* **What you are asked to do**: Without the pictures, set down the records below word for word.
+++ Task material +++
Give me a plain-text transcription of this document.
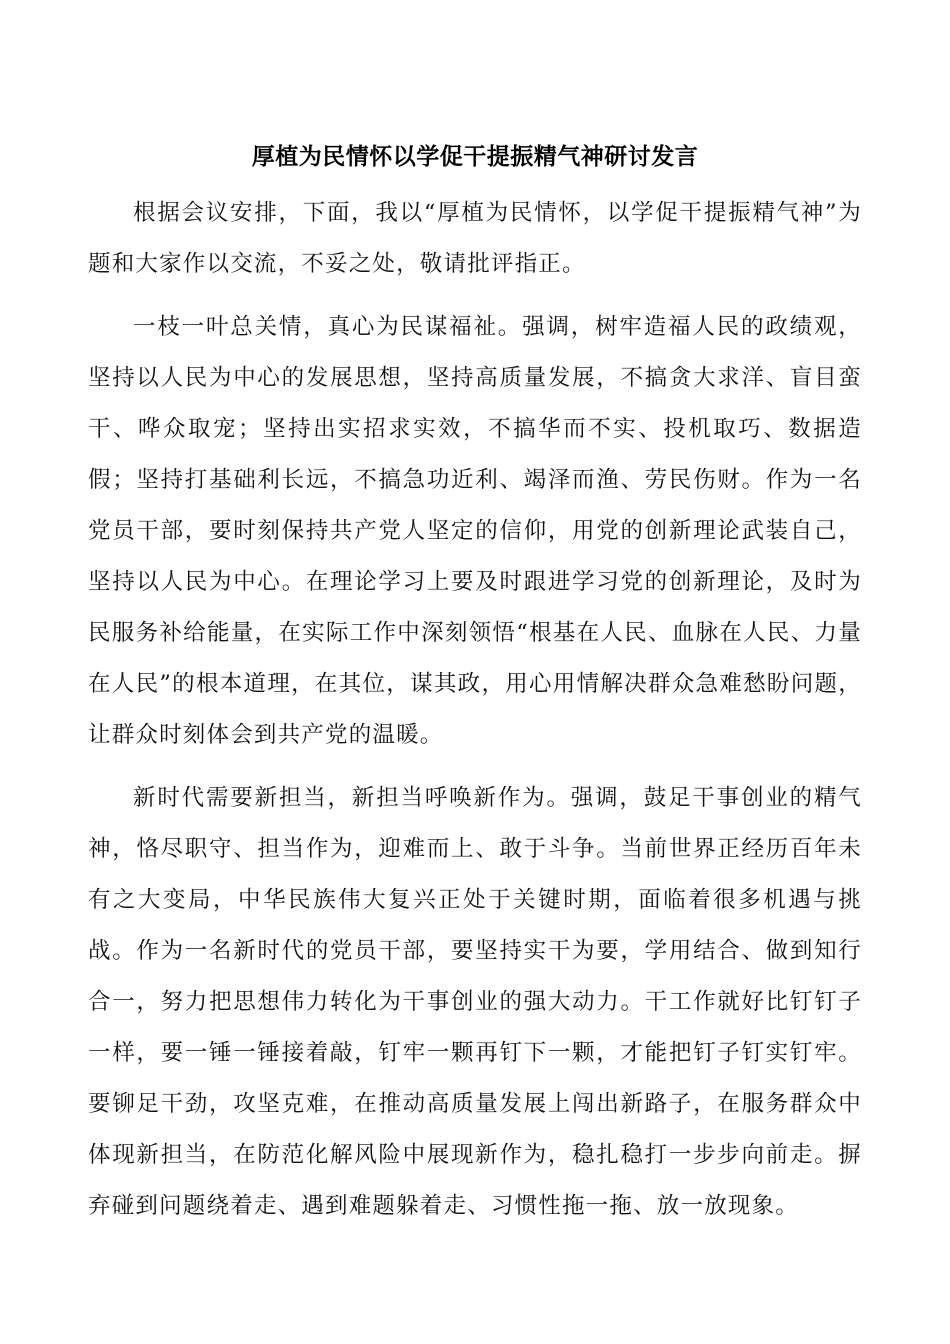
厚植为民情怀以学促干提振精气神研讨发言

根据会议安排，下面，我以“厚植为民情怀，以学促干提振精气神”为题和大家作以交流，不妥之处，敬请批评指正。

一枝一叶总关情，真心为民谋福祉。强调，树牢造福人民的政绩观，坚持以人民为中心的发展思想，坚持高质量发展，不搞贪大求洋、盲目蛮干、哗众取宠；坚持出实招求实效，不搞华而不实、投机取巧、数据造假；坚持打基础利长远，不搞急功近利、竭泽而渔、劳民伤财。作为一名党员干部，要时刻保持共产党人坚定的信仰，用党的创新理论武装自己，坚持以人民为中心。在理论学习上要及时跟进学习党的创新理论，及时为民服务补给能量，在实际工作中深刻领悟“根基在人民、血脉在人民、力量在人民”的根本道理，在其位，谋其政，用心用情解决群众急难愁盼问题，让群众时刻体会到共产党的温暖。

新时代需要新担当，新担当呼唤新作为。强调，鼓足干事创业的精气神，恪尽职守、担当作为，迎难而上、敢于斗争。当前世界正经历百年未有之大变局，中华民族伟大复兴正处于关键时期，面临着很多机遇与挑战。作为一名新时代的党员干部，要坚持实干为要，学用结合、做到知行合一，努力把思想伟力转化为干事创业的强大动力。干工作就好比钉钉子一样，要一锤一锤接着敲，钉牢一颗再钉下一颗，才能把钉子钉实钉牢。要铆足干劲，攻坚克难，在推动高质量发展上闯出新路子，在服务群众中体现新担当，在防范化解风险中展现新作为，稳扎稳打一步步向前走。摒弃碰到问题绕着走、遇到难题躲着走、习惯性拖一拖、放一放现象。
+++
* **Full solution**:
Give me a plain-text transcription of this document.
厚植为民情怀以学促干提振精气神研讨发言

根据会议安排，下面，我以“厚植为民情怀，以学促干提振精气神”为题和大家作以交流，不妥之处，敬请批评指正。

一枝一叶总关情，真心为民谋福祉。强调，树牢造福人民的政绩观，坚持以人民为中心的发展思想，坚持高质量发展，不搞贪大求洋、盲目蛮干、哗众取宠；坚持出实招求实效，不搞华而不实、投机取巧、数据造假；坚持打基础利长远，不搞急功近利、竭泽而渔、劳民伤财。作为一名党员干部，要时刻保持共产党人坚定的信仰，用党的创新理论武装自己，坚持以人民为中心。在理论学习上要及时跟进学习党的创新理论，及时为民服务补给能量，在实际工作中深刻领悟“根基在人民、血脉在人民、力量在人民”的根本道理，在其位，谋其政，用心用情解决群众急难愁盼问题，让群众时刻体会到共产党的温暖。

新时代需要新担当，新担当呼唤新作为。强调，鼓足干事创业的精气神，恪尽职守、担当作为，迎难而上、敢于斗争。当前世界正经历百年未有之大变局，中华民族伟大复兴正处于关键时期，面临着很多机遇与挑战。作为一名新时代的党员干部，要坚持实干为要，学用结合、做到知行合一，努力把思想伟力转化为干事创业的强大动力。干工作就好比钉钉子一样，要一锤一锤接着敲，钉牢一颗再钉下一颗，才能把钉子钉实钉牢。要铆足干劲，攻坚克难，在推动高质量发展上闯出新路子，在服务群众中体现新担当，在防范化解风险中展现新作为，稳扎稳打一步步向前走。摒弃碰到问题绕着走、遇到难题躲着走、习惯性拖一拖、放一放现象。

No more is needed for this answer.